**Data rows:**

========================

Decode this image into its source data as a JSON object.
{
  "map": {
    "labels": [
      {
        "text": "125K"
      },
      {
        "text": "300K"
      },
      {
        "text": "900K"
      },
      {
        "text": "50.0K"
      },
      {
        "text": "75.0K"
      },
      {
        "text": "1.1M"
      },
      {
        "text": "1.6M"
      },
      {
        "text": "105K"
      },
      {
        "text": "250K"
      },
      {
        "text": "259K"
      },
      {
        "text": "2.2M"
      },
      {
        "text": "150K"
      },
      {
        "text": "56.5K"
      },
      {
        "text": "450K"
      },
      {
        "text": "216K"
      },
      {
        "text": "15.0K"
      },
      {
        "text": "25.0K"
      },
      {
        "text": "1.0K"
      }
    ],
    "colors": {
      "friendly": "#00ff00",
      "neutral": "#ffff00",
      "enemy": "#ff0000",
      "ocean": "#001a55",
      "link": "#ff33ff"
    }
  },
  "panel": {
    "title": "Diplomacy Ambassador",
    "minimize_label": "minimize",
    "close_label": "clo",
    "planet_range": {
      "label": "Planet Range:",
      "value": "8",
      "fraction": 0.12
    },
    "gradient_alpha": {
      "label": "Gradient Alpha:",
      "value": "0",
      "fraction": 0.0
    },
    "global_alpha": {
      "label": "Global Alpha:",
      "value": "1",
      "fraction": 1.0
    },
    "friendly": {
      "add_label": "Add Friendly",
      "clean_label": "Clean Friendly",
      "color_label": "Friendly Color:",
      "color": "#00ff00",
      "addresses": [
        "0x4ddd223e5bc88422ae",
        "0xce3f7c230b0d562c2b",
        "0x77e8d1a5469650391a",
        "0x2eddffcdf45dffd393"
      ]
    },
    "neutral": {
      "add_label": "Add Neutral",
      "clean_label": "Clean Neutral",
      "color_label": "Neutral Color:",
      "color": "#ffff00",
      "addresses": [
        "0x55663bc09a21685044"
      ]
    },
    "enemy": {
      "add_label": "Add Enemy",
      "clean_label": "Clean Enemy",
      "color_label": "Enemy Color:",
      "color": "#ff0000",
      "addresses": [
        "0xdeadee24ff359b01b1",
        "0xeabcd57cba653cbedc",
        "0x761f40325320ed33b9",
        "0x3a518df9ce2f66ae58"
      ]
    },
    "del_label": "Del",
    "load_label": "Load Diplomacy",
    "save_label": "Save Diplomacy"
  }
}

========================

**Set exercise:** Extract every entry in the listing word for word.

**Solution to the exercise:**
Decode this image into its source data as a JSON object.
{
  "map": {
    "labels": [
      {
        "text": "125K"
      },
      {
        "text": "300K"
      },
      {
        "text": "900K"
      },
      {
        "text": "50.0K"
      },
      {
        "text": "75.0K"
      },
      {
        "text": "1.1M"
      },
      {
        "text": "1.6M"
      },
      {
        "text": "105K"
      },
      {
        "text": "250K"
      },
      {
        "text": "259K"
      },
      {
        "text": "2.2M"
      },
      {
        "text": "150K"
      },
      {
        "text": "56.5K"
      },
      {
        "text": "450K"
      },
      {
        "text": "216K"
      },
      {
        "text": "15.0K"
      },
      {
        "text": "25.0K"
      },
      {
        "text": "1.0K"
      }
    ],
    "colors": {
      "friendly": "#00ff00",
      "neutral": "#ffff00",
      "enemy": "#ff0000",
      "ocean": "#001a55",
      "link": "#ff33ff"
    }
  },
  "panel": {
    "title": "Diplomacy Ambassador",
    "minimize_label": "minimize",
    "close_label": "clo",
    "planet_range": {
      "label": "Planet Range:",
      "value": "8",
      "fraction": 0.12
    },
    "gradient_alpha": {
      "label": "Gradient Alpha:",
      "value": "0",
      "fraction": 0.0
    },
    "global_alpha": {
      "label": "Global Alpha:",
      "value": "1",
      "fraction": 1.0
    },
    "friendly": {
      "add_label": "Add Friendly",
      "clean_label": "Clean Friendly",
      "color_label": "Friendly Color:",
      "color": "#00ff00",
      "addresses": [
        "0x4ddd223e5bc88422ae",
        "0xce3f7c230b0d562c2b",
        "0x77e8d1a5469650391a",
        "0x2eddffcdf45dffd393"
      ]
    },
    "neutral": {
      "add_label": "Add Neutral",
      "clean_label": "Clean Neutral",
      "color_label": "Neutral Color:",
      "color": "#ffff00",
      "addresses": [
        "0x55663bc09a21685044"
      ]
    },
    "enemy": {
      "add_label": "Add Enemy",
      "clean_label": "Clean Enemy",
      "color_label": "Enemy Color:",
      "color": "#ff0000",
      "addresses": [
        "0xdeadee24ff359b01b1",
        "0xeabcd57cba653cbedc",
        "0x761f40325320ed33b9",
        "0x3a518df9ce2f66ae58"
      ]
    },
    "del_label": "Del",
    "load_label": "Load Diplomacy",
    "save_label": "Save Diplomacy"
  }
}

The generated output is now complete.